**Required tasks**
(a) In the screen protector FAQ, what kind of glue attaches the sticker tabs to the clear disposable layer?
(b) Can you translate this sentence from the screen protector FAQ into Spanish: "Skin cells are incredibly difficult to remove and usually result in blurring of the protector."
(c) What requirements does the screen protector FAQ give for the adhesive tape a customer should use? List them all.

**Document excerpt**
══════════════════════════════
We also strongly recommend that you use a BRANDED adhesive tape to remove dust (e.g. Sellotape in the UK, or Scotch Tape in the US). Using tape from 'dollar stores' achieve a very inferior result (it is less adhesive), and in some cases results in the adhesive from the adhesive tape transferring onto the underside of the screen protector and therefore ruining it. Even if you are using a branded tape, make sure that it was bought within 12 months, and that it has not been exposed to heat/sunlight, as it can have a large impact on its effectiveness.

In addition, please note that In our written product packaging instructions and our video application tutorial we strongly recommend that you use strong adhesive tape if you need to lift the protector. This reduces the ever-present risk of dust/dust/fingerprints sticking to the protector when you lift it, and ensures the edges of the protector are not damaged.

Whatever you do, don't touch the adhesive side with your fingers. Skin cells are incredibly difficult to remove and usually result in blurring of the protector.

Why do your protectors have sticker tabs glued onto them? They created a horrible gluey mess when I removed them. My protector is ruined!

We receive emails like this a few times each week. Please watch our video tutorial and reading our written packaging instructions and it should become immediately obvious as to why you experienced this issue, which only occurs if our instructions are not followed.

Are you aware that on both sides of the protector there is a disposable layer that needs to be removed, and that the purpose of the coloured tabs is to be used to remove those layers?

The sticker tabs should NOT be forcibly removed on their own. They are stuck to the the clear disposable layer using permanent glue, and to remove them you should simply pull downwards to remove both the sticker tab and the clear disposable layer from the protector.

If you try to remove the sticker tab on its own, a horrible sticky mess is created by the permanent glue. Our written/illustrated packaging instructions and our video application tutorial do explicitly mention and illustrate to use the sticker tabs to remove the disposable layers.

If you find yourself in the situation described above, the screen protector itself should still actually be fine, it will just be rather hard to remove the disposable film layer now. We recommend using strong adhesive tape instead of picking at it with your fingernails, which can damage the protector.

After Application

I need to lift the Magicscreen screen protector off the screen. How do I do that without damaging the corner of the protector?

In our written product packaging instructions and our video application tutorial we strongly recommend that you use strong adhesive tape if you need to lift the protector.
This reduces the ever-present risk of dust/dust/fingerprints sticking to the protector when you lift it, and ensures the edges of the protector are not damaged.

Whatever you do, don't touch the adhesive side with your fingers. Skin cells are incredibly difficult to remove and usually result in blurring of the protector.

It has only been a few days/weeks since my screen protector was applied, and already there are loads of scratches. What am I doing wrong?

Our protectors are not designed nor advertised to be 'scratch-proof' (they protect FROM scratches), however we can promise that it is pretty rare that we receive feedback about scratching.

There are two main questions to be answered in order to diagnose the source of the scratching:

1) Did you definitely removed the clear disposable layer at the end of the application process? (it's attached to the blue coloured sticker tab).

As that disposable layer is supposed to be removed, it isn't very scratch resistant whatsoever. See our application tutorial video to see it being removed by simply pulling the sticker tab downwards.
══════════════════════════════
(Extracted records)
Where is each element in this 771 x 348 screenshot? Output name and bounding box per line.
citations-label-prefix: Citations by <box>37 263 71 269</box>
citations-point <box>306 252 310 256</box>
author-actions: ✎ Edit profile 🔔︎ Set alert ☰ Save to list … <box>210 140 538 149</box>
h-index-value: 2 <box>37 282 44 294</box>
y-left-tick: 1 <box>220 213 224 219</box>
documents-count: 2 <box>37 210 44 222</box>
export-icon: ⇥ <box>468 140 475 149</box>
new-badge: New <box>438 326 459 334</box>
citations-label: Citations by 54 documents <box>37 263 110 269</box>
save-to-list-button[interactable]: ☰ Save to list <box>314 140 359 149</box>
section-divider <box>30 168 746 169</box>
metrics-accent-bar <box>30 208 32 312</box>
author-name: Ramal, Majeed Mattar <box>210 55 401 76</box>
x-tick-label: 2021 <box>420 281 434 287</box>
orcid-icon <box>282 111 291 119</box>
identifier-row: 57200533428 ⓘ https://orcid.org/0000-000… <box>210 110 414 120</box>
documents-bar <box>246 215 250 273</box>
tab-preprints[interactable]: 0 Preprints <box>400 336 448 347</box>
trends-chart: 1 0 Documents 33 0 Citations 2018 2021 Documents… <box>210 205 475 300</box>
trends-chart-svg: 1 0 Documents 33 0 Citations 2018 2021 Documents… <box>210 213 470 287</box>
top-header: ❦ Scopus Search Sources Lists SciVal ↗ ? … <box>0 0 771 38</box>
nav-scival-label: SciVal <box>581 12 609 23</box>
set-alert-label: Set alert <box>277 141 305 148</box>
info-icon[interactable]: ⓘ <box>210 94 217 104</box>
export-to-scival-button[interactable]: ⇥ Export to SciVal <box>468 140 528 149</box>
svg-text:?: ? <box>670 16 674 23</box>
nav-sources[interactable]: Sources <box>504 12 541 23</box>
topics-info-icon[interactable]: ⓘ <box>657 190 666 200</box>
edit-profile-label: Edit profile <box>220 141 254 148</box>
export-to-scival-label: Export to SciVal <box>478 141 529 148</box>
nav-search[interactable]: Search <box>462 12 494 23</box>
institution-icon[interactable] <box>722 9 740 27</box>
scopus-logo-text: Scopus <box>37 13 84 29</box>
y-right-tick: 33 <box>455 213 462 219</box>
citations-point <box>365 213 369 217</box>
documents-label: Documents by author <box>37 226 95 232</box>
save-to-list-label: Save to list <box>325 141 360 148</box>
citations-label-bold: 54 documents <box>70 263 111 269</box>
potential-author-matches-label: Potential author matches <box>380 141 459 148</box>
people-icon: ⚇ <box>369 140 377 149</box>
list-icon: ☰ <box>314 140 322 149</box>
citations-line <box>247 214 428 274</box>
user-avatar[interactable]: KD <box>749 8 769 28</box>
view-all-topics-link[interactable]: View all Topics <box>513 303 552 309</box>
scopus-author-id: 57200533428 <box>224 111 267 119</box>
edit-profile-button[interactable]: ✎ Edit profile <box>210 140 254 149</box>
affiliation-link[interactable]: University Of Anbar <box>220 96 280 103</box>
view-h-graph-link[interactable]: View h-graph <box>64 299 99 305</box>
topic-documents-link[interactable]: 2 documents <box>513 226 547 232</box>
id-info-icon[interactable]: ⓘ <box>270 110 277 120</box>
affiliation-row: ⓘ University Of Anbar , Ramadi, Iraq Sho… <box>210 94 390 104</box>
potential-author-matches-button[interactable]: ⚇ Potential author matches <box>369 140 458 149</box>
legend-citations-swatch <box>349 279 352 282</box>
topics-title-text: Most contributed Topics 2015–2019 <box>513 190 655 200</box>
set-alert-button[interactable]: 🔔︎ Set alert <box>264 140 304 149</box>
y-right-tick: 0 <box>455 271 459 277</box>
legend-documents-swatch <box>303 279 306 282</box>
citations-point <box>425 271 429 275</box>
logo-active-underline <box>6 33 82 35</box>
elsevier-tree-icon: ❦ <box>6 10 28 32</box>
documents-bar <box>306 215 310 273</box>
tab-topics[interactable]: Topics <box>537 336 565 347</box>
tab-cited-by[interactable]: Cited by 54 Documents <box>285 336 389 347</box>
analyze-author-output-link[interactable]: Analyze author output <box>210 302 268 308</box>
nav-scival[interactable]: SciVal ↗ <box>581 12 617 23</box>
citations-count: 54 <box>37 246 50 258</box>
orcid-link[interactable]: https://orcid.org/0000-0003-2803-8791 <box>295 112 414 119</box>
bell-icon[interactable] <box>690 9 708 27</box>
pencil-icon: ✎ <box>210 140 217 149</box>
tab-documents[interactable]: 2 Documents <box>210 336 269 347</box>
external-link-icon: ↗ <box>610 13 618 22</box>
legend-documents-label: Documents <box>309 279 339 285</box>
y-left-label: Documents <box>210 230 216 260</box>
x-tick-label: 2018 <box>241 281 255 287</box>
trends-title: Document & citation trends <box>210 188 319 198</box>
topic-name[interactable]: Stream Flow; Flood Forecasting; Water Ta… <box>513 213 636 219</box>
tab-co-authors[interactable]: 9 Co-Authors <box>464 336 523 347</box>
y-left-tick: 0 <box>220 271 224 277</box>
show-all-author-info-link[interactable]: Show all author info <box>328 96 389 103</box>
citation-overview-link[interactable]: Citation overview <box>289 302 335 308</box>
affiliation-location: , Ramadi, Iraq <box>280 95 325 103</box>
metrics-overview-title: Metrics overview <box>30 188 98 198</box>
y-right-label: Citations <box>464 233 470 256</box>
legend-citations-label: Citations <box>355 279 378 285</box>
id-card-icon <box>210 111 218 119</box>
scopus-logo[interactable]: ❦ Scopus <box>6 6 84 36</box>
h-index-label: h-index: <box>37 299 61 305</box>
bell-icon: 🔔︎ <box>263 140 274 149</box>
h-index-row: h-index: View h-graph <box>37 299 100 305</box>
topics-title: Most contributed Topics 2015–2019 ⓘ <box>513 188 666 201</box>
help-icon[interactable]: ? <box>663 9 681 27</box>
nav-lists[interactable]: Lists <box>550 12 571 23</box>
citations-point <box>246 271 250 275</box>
══════════════════════════════
**Answers to the tasks**
(a) Permanent glue.

(b) Las células de la piel son increíblemente difíciles de eliminar y normalmente hacen que el protector se vea borroso.

(c)
- It should be a branded tape (e.g., Sellotape in the UK or Scotch Tape in the US).
- It should have been bought within 12 months.
- It should not have been exposed to heat or sunlight.
- It should be strong adhesive tape.